Given instruction: Go over the listing below line by line and tally those containing "contact". Give only the tally.

============================================================

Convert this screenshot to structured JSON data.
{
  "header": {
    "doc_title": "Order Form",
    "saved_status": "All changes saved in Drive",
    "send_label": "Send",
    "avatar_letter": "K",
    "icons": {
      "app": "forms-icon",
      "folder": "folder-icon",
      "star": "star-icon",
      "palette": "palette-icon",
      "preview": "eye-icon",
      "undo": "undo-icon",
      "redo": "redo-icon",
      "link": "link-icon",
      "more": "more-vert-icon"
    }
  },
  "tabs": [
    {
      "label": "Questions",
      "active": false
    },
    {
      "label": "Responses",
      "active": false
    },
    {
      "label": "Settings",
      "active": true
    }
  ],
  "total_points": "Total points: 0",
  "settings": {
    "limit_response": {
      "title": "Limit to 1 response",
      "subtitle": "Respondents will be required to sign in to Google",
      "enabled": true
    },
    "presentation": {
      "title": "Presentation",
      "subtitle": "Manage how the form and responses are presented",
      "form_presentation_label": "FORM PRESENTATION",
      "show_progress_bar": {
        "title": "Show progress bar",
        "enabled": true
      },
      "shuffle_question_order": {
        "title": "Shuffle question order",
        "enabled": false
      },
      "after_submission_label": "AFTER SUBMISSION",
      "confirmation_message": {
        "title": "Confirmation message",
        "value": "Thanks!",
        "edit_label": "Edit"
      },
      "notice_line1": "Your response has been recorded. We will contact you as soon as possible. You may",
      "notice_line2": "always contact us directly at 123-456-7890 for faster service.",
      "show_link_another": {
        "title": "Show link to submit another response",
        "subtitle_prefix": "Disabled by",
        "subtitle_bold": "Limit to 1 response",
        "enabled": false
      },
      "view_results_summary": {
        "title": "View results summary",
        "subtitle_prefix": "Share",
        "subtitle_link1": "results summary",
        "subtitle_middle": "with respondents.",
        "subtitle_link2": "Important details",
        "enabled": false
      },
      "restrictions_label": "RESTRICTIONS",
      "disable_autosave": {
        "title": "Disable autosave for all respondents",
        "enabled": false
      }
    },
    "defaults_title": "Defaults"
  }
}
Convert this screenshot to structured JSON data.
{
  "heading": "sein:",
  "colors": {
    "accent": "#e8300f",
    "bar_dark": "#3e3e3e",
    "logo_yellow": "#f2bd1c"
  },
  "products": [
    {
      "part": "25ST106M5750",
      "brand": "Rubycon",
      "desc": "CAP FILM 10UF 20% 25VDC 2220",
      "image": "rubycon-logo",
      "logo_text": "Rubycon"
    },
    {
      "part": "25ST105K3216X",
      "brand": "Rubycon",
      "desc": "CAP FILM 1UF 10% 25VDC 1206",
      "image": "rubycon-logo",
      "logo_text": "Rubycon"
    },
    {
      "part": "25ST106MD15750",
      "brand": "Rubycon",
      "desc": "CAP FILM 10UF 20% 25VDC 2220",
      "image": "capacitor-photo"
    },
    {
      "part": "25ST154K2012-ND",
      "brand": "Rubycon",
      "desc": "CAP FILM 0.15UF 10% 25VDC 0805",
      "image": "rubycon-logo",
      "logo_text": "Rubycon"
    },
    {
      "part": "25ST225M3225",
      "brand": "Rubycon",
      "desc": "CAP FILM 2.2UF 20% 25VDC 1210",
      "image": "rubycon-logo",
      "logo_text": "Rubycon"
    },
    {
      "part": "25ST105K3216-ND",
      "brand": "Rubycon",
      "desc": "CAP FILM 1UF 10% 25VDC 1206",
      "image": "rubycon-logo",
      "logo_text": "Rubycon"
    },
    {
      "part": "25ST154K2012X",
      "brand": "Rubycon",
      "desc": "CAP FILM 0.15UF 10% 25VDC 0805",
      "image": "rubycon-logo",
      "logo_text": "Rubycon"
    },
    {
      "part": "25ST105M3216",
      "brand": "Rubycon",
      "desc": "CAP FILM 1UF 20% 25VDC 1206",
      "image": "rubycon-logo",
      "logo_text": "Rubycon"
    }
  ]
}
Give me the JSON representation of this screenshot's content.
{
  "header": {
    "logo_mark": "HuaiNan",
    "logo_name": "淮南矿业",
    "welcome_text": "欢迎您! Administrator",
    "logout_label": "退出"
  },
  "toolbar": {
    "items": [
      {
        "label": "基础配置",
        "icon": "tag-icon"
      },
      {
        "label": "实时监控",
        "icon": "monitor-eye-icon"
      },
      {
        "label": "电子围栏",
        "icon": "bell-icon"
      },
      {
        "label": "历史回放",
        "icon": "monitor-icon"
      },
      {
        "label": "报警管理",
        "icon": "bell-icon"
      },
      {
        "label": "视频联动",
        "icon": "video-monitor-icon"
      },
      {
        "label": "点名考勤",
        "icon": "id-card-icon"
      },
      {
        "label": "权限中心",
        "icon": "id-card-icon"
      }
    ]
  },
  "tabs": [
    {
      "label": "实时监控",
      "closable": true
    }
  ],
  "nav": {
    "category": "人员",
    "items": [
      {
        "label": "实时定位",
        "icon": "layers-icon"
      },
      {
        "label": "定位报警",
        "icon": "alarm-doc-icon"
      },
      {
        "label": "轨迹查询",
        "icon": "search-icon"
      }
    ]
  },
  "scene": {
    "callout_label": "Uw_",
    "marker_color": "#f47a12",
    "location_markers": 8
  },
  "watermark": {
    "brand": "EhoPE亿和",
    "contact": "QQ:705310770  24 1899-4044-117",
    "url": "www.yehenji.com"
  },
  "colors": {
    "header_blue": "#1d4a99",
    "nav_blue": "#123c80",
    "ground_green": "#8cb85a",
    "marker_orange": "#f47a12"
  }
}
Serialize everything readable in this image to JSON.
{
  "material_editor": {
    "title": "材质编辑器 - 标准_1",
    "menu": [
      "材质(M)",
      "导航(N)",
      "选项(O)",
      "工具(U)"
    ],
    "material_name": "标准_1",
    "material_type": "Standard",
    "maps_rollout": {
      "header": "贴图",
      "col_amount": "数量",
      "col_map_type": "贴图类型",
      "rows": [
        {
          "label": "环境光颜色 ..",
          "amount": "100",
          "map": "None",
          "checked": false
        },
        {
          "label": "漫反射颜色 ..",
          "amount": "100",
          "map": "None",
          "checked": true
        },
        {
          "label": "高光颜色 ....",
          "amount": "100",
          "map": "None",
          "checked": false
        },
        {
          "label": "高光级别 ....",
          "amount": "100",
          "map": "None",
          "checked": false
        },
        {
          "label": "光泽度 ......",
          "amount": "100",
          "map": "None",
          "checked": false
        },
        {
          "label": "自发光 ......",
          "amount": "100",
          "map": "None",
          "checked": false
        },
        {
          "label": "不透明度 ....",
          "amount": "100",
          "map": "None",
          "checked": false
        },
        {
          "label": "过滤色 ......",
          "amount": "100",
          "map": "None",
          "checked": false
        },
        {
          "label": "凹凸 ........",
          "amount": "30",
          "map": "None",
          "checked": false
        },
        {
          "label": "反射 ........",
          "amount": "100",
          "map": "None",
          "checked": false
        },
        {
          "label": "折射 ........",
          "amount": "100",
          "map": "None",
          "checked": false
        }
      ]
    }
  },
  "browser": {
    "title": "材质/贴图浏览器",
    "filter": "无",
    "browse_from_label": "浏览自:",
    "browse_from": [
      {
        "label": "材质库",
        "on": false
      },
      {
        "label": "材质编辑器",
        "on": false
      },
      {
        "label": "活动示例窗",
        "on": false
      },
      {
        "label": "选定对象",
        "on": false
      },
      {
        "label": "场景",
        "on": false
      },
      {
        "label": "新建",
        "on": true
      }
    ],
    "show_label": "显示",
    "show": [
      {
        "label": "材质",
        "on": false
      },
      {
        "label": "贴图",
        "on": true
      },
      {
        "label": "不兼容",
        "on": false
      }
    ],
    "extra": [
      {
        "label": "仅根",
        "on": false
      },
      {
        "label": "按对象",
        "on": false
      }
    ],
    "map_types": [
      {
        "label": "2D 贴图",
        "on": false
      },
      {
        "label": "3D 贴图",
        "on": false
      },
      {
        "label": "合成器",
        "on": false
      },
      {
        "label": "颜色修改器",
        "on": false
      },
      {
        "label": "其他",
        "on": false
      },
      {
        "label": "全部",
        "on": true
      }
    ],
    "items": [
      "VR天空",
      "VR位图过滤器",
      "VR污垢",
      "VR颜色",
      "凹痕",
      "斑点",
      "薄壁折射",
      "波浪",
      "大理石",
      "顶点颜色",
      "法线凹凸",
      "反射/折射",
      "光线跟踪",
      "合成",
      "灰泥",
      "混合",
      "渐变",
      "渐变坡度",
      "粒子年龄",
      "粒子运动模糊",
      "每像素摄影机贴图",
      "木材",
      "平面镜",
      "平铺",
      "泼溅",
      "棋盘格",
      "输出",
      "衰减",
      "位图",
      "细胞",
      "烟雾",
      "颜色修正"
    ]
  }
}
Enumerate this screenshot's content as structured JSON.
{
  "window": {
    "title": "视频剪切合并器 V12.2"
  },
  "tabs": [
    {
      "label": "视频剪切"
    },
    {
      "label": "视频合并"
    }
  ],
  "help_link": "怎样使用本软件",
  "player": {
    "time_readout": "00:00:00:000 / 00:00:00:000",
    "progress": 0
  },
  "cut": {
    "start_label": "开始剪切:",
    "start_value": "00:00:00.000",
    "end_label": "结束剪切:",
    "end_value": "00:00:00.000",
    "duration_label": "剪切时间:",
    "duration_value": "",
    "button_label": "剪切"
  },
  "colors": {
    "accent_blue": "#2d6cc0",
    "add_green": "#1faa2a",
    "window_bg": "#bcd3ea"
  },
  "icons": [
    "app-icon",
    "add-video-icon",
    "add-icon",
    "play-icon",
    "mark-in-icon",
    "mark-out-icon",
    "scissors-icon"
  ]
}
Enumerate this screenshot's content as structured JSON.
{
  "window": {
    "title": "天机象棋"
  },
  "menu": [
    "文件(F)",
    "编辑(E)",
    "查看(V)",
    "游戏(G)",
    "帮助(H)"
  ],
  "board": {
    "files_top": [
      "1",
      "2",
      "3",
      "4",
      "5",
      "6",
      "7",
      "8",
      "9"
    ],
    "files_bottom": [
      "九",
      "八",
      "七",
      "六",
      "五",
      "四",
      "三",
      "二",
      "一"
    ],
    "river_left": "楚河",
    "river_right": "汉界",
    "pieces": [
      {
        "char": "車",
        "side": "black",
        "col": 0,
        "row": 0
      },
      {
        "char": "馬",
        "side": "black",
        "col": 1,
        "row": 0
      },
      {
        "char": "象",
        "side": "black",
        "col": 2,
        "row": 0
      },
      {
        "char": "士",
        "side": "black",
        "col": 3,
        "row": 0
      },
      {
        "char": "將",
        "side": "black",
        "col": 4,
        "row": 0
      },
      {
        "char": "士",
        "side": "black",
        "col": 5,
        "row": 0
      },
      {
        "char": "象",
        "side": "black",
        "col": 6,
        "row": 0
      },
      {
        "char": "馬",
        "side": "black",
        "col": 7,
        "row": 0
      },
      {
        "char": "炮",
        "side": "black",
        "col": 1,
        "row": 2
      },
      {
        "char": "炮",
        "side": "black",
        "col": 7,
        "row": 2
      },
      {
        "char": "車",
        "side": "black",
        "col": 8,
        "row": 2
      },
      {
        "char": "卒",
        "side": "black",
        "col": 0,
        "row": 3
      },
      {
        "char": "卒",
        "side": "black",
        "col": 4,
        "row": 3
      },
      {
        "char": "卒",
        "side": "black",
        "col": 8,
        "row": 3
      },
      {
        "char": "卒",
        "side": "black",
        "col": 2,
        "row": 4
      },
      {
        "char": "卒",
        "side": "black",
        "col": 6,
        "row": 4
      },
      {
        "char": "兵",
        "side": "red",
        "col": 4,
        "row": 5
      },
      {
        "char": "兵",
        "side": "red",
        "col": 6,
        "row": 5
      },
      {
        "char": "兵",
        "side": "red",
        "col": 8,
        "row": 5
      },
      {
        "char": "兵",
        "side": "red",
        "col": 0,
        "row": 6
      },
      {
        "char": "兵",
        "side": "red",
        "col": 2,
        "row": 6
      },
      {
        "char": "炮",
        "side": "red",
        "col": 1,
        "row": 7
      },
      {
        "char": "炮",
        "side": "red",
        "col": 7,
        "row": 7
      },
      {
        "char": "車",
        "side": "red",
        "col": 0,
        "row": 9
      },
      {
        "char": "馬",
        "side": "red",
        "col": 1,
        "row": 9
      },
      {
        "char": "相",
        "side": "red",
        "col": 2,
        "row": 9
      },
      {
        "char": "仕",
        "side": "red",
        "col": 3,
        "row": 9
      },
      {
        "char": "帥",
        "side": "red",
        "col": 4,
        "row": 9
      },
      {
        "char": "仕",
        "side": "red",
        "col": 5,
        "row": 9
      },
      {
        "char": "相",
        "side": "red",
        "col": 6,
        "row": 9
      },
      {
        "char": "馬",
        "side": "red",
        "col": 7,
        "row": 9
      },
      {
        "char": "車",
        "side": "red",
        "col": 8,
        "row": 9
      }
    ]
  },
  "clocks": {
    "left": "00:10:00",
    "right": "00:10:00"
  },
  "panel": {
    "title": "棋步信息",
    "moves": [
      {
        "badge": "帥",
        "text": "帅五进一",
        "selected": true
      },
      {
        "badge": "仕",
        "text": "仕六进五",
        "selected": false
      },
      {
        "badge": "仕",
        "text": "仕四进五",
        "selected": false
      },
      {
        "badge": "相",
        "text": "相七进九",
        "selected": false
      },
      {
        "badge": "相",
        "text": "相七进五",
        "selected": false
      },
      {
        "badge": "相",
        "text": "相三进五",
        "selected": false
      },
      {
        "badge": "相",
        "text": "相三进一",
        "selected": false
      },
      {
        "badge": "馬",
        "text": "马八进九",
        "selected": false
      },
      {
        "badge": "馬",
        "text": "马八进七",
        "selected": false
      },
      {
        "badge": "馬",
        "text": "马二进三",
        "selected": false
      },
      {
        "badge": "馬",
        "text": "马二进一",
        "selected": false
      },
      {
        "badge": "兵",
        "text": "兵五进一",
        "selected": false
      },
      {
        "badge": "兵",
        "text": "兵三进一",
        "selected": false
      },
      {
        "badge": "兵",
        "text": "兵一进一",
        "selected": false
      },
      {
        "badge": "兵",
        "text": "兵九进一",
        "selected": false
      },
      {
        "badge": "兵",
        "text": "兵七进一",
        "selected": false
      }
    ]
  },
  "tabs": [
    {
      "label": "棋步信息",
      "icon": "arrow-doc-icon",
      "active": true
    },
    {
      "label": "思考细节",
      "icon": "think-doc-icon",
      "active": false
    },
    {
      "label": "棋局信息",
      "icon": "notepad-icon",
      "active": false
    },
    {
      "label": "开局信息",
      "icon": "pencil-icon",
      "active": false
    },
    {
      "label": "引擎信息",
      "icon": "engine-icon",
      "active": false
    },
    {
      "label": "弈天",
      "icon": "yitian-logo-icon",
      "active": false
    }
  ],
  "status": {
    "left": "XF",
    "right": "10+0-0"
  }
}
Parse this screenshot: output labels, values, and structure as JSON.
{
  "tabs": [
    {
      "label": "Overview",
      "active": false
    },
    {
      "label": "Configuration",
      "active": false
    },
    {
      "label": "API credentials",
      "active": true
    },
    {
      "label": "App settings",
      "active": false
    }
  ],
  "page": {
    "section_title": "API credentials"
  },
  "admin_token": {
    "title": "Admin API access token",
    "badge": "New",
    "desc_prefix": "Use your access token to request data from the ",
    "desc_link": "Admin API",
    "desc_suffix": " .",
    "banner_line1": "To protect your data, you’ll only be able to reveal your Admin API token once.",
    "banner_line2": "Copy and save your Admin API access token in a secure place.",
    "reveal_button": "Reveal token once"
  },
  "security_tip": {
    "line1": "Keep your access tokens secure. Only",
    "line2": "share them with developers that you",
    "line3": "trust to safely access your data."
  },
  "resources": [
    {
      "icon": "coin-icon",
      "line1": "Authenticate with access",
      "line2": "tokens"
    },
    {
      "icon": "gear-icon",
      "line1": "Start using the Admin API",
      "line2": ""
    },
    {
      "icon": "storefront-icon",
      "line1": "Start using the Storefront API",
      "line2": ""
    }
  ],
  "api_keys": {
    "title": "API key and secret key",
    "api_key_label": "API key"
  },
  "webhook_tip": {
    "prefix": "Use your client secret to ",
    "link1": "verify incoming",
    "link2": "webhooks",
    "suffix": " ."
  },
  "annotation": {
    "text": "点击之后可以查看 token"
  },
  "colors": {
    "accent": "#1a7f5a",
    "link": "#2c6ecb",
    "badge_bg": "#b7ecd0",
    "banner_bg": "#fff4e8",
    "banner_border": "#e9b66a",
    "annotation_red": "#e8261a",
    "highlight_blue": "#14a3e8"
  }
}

============================================================

Correct result: 3